Check every line of the entries that follow, and copy the ones containing "prefix".

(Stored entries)
↓
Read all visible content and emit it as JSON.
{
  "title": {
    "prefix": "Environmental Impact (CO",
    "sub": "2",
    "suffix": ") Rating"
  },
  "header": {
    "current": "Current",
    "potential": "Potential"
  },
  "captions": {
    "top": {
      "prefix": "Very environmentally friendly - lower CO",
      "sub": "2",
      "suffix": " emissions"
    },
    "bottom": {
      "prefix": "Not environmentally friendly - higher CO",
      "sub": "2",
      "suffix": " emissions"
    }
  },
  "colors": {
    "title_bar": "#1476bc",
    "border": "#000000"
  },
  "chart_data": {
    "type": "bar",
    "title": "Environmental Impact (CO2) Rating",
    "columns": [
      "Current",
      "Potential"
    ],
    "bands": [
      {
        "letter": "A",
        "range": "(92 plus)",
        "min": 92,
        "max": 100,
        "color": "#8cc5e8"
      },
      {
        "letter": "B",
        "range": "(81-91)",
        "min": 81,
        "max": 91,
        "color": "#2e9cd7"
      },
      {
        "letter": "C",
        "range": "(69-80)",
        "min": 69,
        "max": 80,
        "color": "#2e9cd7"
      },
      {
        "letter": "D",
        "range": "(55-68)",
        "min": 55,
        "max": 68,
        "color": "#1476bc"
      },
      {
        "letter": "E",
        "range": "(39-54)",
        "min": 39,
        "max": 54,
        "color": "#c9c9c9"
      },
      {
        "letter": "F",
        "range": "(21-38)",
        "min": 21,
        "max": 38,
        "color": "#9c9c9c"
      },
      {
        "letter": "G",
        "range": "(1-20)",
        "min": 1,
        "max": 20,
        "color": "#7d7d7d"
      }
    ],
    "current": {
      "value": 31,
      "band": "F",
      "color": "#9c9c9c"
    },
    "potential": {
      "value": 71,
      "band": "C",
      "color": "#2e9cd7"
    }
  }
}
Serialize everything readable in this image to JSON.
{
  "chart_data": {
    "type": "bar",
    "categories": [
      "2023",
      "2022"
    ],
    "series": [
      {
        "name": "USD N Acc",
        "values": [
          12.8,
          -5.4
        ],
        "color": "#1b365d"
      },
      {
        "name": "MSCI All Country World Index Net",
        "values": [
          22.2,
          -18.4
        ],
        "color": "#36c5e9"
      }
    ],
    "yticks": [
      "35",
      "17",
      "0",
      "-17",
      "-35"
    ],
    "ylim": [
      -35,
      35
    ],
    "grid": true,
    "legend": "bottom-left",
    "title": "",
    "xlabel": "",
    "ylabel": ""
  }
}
↑
↓
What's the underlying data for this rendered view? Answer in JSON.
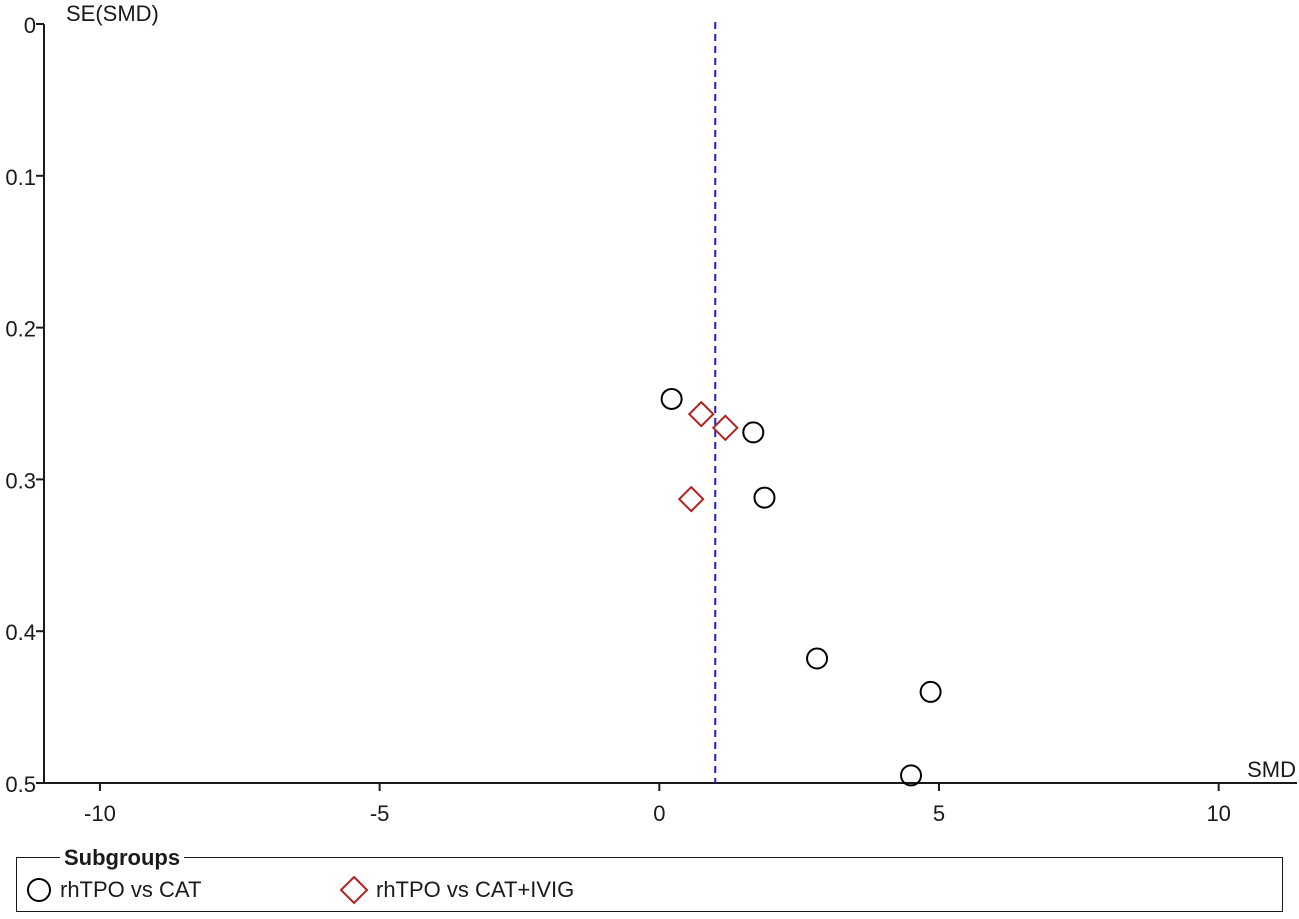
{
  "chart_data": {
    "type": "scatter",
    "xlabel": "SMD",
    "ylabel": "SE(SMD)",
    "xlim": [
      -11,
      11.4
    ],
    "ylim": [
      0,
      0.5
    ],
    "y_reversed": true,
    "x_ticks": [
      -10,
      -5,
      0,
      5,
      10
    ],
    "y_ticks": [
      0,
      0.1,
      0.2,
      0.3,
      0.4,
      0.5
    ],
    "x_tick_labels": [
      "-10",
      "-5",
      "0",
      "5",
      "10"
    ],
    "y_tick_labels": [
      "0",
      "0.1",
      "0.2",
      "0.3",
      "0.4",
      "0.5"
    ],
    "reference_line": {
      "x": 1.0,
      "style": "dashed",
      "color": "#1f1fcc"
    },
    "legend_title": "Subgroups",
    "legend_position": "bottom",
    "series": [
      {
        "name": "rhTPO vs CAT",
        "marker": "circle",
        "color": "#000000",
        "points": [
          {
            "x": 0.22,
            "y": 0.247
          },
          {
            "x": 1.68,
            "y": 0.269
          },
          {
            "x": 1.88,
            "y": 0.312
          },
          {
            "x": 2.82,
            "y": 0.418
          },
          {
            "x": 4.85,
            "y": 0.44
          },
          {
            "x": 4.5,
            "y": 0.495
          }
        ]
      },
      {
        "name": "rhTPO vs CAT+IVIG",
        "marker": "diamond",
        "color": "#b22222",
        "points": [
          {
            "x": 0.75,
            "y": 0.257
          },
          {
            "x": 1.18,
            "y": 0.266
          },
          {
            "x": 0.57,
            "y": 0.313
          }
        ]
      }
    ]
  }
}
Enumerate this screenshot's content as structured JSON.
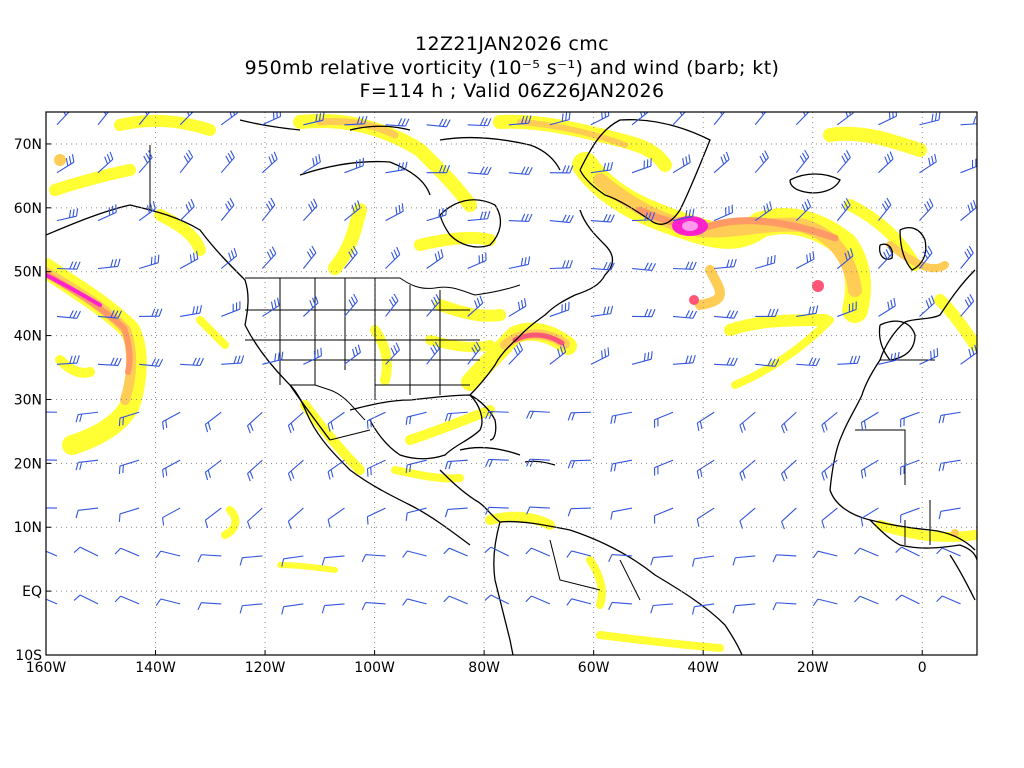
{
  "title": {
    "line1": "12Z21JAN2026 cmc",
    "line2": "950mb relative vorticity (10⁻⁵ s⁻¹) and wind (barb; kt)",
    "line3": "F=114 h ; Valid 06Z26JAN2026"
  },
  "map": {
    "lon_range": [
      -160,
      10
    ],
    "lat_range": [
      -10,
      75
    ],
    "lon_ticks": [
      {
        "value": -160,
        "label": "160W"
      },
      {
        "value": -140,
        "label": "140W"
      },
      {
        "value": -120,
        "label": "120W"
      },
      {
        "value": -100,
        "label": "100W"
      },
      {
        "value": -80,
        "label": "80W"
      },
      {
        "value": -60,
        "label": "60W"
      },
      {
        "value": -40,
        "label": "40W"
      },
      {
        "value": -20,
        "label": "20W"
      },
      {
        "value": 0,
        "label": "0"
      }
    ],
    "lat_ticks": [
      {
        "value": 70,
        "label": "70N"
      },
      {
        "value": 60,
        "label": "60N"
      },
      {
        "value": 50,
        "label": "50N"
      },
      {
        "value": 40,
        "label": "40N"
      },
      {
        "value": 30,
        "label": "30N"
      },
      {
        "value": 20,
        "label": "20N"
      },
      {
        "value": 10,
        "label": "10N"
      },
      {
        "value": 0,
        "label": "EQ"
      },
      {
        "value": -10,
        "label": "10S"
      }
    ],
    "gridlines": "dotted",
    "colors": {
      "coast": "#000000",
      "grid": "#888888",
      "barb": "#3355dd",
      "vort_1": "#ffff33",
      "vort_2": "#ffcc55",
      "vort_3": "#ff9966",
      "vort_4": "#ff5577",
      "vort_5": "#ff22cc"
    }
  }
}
↑
- **Output of the exercise**:
    "prefix": "Environmental Impact (CO",
      "prefix": "Very environmentally friendly - lower CO",
      "prefix": "Not environmentally friendly - higher CO",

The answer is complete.